**Dataset records:**
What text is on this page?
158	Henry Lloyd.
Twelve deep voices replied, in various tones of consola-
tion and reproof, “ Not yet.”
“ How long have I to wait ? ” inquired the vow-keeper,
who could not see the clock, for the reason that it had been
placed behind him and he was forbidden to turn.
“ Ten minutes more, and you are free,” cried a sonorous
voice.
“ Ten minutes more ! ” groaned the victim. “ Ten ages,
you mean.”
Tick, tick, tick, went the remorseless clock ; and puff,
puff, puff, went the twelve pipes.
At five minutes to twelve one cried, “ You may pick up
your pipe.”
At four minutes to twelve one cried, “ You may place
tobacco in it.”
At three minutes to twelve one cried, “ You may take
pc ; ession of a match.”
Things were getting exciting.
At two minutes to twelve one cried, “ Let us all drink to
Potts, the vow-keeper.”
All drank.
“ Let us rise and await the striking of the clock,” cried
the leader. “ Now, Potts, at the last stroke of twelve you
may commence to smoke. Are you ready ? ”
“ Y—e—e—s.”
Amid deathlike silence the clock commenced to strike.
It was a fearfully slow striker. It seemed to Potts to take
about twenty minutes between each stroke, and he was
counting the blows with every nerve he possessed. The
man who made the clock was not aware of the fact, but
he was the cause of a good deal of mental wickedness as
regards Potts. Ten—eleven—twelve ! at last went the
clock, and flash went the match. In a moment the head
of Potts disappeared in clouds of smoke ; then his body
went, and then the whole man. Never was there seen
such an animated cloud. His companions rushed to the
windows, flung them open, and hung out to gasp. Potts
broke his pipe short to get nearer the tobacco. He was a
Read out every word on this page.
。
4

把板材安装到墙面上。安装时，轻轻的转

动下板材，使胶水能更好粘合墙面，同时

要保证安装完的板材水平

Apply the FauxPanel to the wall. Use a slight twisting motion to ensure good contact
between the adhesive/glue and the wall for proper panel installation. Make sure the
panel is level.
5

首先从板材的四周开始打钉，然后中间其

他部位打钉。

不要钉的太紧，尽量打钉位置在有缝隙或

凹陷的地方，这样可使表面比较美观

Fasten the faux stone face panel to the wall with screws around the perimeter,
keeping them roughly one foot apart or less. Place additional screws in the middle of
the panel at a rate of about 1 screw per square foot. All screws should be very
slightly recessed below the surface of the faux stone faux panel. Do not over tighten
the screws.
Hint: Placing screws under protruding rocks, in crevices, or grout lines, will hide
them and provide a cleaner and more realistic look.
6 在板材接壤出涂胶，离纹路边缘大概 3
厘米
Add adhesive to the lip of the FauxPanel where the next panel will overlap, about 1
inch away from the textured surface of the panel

**Set exercise:** Look through the data and show every line containing "FauxPanel".

**Solution to the exercise:**
Apply the FauxPanel to the wall. Use a slight twisting motion to ensure good contact
Add adhesive to the lip of the FauxPanel where the next panel will overlap, about 1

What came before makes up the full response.